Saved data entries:
============

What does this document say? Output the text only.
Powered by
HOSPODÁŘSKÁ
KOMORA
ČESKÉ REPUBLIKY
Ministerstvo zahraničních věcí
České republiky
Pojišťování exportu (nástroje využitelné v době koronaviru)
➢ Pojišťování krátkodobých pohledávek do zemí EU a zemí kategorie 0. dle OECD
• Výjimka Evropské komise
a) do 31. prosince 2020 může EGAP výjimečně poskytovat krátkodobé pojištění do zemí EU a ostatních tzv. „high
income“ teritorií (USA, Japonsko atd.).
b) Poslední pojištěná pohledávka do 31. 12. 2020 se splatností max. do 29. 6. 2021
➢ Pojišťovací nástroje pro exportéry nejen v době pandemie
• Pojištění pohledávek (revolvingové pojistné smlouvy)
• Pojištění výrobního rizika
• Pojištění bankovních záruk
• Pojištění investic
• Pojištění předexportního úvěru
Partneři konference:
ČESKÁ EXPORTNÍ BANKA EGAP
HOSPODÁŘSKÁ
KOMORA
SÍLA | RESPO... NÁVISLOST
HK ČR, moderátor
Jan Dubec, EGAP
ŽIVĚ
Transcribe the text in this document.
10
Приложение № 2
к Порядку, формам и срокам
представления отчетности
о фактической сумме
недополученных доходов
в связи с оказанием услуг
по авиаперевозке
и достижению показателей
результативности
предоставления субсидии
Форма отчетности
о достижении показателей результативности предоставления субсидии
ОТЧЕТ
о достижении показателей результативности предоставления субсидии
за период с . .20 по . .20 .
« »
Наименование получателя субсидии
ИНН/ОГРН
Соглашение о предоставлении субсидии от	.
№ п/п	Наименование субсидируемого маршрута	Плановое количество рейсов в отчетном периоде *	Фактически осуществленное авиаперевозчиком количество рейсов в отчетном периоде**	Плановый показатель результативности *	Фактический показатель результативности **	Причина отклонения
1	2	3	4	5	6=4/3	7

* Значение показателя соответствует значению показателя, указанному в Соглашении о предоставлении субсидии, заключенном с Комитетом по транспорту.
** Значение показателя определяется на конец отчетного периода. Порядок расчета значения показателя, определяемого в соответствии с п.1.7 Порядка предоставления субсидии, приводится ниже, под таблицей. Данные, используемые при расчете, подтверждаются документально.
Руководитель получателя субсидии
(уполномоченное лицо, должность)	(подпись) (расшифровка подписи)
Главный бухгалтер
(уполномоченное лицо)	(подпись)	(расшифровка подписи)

============

Task goal:
Search the data above for the word "субсидии", then gather each line in which it appears.

Result:
предоставления субсидии
о достижении показателей результативности предоставления субсидии
о достижении показателей результативности предоставления субсидии
Наименование получателя субсидии
Соглашение о предоставлении субсидии от	.
* Значение показателя соответствует значению показателя, указанному в Соглашении о предоставлении субсидии, заключенном с Комитетом по транспорту.
** Значение показателя определяется на конец отчетного периода. Порядок расчета значения показателя, определяемого в соответствии с п.1.7 Порядка предоставления субсидии, приводится ниже, под таблицей. Данные, используемые при расчете, подтверждаются документально.
Руководитель получателя субсидии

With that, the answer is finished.